__Stated exercise__
Search the material below for the string "Antal" and extract each line that has it.

+++ The data

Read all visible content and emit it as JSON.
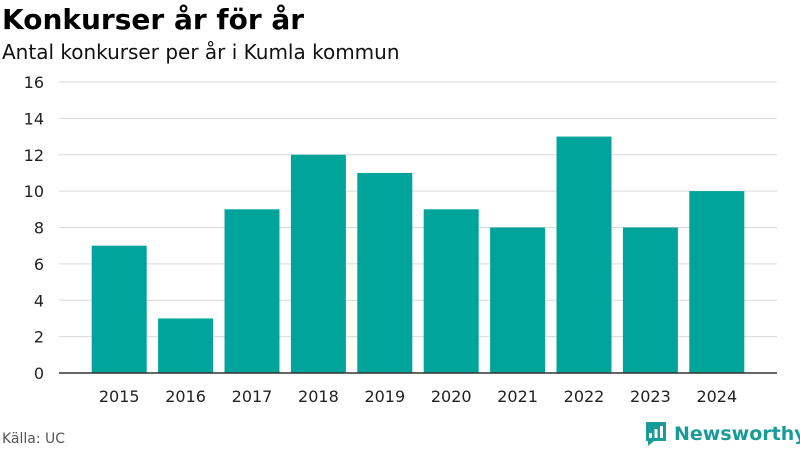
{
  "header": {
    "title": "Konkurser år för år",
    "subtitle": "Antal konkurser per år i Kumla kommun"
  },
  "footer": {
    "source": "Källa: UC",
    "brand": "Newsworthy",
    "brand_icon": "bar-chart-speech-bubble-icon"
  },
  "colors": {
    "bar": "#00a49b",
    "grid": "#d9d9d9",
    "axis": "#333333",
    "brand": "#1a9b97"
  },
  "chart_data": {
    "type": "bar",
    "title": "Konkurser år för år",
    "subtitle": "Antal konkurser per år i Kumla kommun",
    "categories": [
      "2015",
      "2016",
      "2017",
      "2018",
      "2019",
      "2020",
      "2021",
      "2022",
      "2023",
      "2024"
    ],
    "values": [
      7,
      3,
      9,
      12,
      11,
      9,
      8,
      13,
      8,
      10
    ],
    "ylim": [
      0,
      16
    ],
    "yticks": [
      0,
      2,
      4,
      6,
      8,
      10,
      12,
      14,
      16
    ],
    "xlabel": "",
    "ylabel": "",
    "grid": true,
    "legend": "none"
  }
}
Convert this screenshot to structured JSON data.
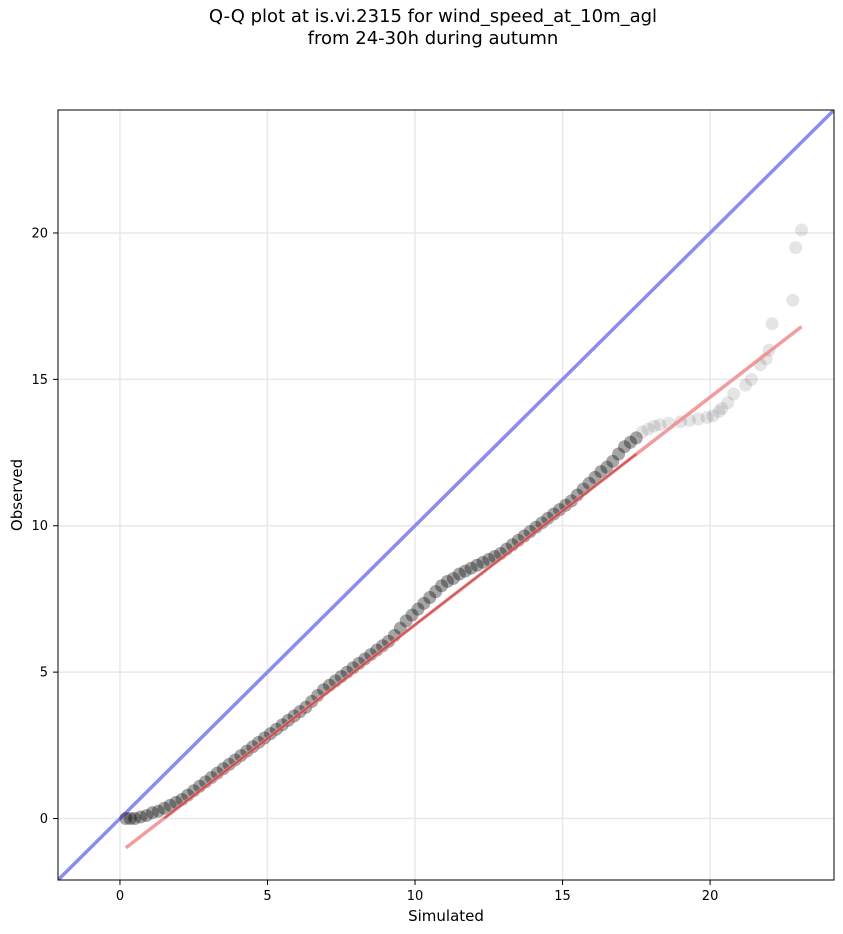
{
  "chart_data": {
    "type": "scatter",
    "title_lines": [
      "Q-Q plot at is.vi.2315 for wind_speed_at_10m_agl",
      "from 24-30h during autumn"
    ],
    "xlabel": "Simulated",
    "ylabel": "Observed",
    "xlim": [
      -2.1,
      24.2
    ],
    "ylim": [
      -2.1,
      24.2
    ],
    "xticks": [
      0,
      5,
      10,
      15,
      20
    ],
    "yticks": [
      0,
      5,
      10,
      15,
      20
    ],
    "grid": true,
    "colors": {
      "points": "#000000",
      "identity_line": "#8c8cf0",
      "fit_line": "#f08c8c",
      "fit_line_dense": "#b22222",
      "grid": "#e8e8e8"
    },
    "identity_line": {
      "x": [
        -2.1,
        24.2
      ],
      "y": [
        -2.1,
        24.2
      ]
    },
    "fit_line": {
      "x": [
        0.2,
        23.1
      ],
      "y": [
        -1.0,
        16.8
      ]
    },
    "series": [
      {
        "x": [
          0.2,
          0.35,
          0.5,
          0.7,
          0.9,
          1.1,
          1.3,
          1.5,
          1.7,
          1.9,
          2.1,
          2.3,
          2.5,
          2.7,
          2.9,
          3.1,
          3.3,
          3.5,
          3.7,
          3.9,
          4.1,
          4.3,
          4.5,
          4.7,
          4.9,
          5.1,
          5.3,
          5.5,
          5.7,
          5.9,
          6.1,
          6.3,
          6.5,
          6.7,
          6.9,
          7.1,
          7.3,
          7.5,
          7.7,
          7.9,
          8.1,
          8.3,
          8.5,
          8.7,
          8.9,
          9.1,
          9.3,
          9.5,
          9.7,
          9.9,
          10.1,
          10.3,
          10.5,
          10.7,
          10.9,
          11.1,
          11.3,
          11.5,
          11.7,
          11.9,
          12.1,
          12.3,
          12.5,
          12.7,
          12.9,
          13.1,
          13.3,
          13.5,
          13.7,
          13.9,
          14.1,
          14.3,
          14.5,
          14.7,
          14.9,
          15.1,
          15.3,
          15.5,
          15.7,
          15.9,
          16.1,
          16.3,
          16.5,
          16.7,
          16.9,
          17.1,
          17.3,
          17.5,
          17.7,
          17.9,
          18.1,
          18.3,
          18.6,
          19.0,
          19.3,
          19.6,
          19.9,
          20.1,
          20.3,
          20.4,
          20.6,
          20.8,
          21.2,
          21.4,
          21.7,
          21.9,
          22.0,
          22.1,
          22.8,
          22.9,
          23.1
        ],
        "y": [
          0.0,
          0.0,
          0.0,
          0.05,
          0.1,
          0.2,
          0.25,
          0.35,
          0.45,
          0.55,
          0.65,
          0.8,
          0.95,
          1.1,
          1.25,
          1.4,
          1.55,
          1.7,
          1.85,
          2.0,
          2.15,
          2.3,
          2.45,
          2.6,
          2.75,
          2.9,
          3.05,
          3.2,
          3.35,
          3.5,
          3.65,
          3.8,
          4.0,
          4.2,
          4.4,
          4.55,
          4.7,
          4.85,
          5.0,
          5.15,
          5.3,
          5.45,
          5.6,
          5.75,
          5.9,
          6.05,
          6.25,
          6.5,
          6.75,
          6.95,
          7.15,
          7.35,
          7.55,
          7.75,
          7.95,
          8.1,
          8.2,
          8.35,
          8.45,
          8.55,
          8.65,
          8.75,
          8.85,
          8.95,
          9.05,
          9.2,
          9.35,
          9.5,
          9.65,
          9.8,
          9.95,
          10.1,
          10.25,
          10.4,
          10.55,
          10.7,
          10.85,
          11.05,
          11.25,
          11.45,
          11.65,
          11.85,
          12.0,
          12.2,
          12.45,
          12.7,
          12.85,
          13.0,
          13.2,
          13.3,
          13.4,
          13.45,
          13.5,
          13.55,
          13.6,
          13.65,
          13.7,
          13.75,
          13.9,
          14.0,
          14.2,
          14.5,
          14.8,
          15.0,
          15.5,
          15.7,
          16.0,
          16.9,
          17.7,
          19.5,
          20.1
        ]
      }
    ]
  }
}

++++++
+++ The data

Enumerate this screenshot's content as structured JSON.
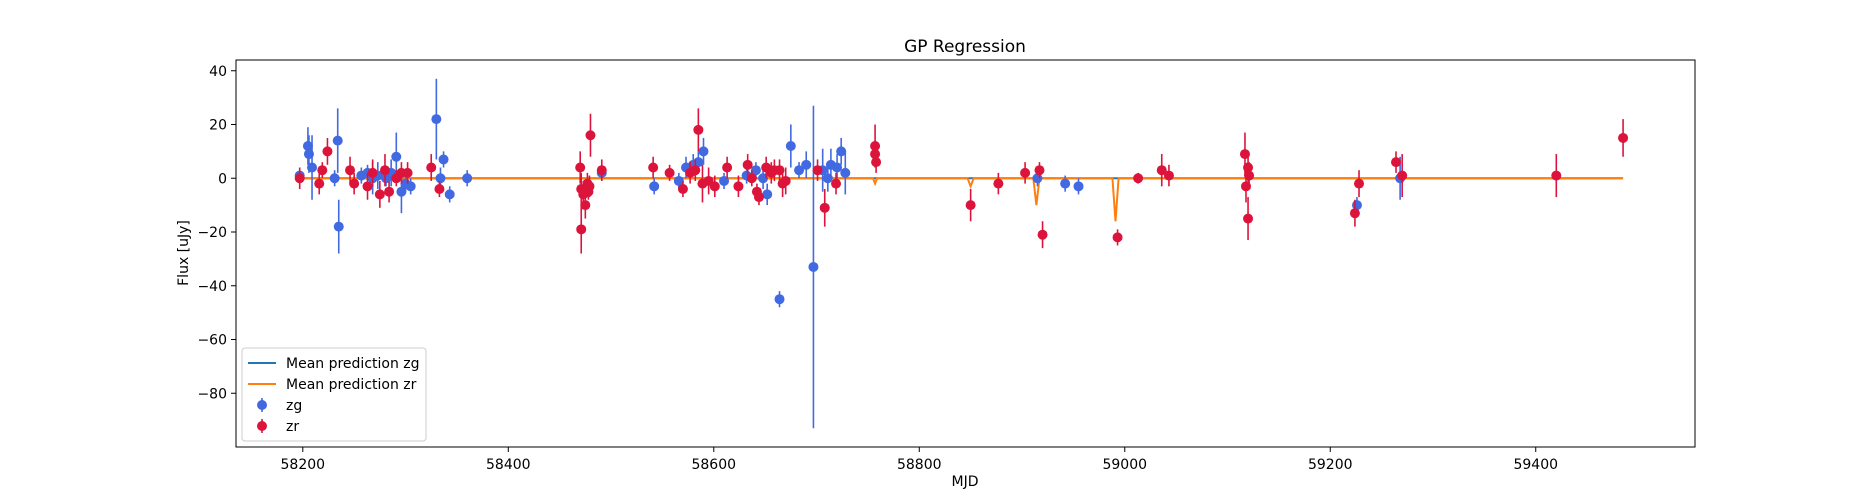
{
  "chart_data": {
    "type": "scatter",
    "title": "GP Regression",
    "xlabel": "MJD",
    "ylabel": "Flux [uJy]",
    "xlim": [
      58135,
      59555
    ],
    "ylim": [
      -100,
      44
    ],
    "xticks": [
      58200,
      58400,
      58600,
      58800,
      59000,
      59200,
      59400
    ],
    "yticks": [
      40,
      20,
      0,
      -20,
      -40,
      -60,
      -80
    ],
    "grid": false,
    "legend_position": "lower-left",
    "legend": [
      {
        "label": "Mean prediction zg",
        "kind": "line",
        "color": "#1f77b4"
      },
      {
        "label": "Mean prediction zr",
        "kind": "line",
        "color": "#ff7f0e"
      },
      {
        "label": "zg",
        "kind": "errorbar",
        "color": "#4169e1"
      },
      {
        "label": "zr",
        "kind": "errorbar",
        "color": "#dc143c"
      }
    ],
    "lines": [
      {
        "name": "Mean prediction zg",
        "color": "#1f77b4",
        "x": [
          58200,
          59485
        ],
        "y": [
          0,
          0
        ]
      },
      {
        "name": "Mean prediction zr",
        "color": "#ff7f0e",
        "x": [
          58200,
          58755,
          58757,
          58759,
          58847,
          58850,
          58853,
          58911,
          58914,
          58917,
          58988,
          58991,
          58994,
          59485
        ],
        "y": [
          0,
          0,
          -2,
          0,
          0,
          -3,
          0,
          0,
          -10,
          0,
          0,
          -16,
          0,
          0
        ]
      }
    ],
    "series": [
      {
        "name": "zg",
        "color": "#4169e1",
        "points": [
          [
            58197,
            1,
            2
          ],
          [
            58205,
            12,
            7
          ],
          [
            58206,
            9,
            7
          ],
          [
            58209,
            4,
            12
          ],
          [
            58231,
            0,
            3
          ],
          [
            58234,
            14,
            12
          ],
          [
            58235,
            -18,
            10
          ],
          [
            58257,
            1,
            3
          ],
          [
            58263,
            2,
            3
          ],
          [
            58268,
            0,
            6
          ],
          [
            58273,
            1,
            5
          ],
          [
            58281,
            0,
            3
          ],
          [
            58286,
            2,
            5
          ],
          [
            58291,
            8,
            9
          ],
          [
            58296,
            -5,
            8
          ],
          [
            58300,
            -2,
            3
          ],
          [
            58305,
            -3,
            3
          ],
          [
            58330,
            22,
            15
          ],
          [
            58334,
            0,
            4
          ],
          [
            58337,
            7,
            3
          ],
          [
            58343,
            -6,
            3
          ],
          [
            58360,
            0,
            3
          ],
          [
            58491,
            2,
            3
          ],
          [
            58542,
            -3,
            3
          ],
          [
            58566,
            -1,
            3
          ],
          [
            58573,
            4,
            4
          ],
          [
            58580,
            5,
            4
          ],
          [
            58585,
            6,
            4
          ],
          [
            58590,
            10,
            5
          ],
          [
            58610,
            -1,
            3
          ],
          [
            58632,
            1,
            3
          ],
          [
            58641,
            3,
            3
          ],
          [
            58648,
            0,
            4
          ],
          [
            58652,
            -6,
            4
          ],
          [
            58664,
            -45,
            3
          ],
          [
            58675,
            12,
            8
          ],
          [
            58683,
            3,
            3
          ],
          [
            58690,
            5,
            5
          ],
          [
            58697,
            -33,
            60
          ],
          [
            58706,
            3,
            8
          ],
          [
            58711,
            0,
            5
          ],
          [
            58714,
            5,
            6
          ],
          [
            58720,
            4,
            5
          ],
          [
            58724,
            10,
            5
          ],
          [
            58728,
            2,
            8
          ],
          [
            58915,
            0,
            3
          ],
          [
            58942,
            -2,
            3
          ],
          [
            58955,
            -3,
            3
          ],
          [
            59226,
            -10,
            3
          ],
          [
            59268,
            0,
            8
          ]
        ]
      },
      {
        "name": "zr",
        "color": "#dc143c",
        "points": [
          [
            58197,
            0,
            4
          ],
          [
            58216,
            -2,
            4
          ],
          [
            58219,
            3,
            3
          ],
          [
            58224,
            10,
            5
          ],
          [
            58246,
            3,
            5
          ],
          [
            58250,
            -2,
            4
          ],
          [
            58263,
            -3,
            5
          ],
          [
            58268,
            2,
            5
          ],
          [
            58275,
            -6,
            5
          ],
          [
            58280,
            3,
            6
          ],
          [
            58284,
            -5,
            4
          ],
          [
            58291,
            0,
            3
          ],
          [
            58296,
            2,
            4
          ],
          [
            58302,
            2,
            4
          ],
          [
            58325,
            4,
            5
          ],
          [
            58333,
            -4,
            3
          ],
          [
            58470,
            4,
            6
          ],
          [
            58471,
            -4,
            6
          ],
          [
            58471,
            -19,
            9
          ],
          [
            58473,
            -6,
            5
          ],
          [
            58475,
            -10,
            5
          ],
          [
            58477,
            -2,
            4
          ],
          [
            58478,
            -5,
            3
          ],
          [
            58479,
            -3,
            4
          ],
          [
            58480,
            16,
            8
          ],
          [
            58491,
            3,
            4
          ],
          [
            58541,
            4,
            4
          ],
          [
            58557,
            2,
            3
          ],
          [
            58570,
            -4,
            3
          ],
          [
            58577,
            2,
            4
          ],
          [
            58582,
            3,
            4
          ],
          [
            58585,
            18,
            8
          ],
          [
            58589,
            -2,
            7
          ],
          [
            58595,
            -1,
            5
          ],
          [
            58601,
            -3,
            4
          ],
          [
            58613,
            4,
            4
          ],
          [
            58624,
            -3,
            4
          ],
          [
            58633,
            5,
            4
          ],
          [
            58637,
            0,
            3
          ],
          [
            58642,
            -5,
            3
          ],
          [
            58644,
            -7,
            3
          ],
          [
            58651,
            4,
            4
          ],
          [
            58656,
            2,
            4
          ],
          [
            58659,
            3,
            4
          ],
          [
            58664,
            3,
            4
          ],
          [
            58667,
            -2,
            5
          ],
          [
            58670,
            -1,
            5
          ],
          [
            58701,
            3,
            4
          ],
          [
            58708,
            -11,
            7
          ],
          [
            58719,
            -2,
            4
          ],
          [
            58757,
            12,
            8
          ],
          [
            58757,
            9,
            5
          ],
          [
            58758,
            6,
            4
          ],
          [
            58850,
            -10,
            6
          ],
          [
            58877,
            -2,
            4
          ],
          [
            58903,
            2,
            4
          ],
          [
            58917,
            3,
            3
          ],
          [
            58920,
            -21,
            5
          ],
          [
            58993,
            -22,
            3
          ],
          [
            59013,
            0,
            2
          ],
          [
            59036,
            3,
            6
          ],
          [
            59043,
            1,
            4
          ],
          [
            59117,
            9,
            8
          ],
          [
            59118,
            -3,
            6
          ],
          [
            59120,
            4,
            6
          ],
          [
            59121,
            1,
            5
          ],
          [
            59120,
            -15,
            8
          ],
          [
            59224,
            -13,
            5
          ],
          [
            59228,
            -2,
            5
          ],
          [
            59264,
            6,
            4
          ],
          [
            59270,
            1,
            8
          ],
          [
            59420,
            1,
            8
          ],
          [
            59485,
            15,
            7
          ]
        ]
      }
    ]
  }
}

++++++

__Exercise answer__
    "subtitle": "Antal konkurser per år i Kumla kommun"
    "subtitle": "Antal konkurser per år i Kumla kommun",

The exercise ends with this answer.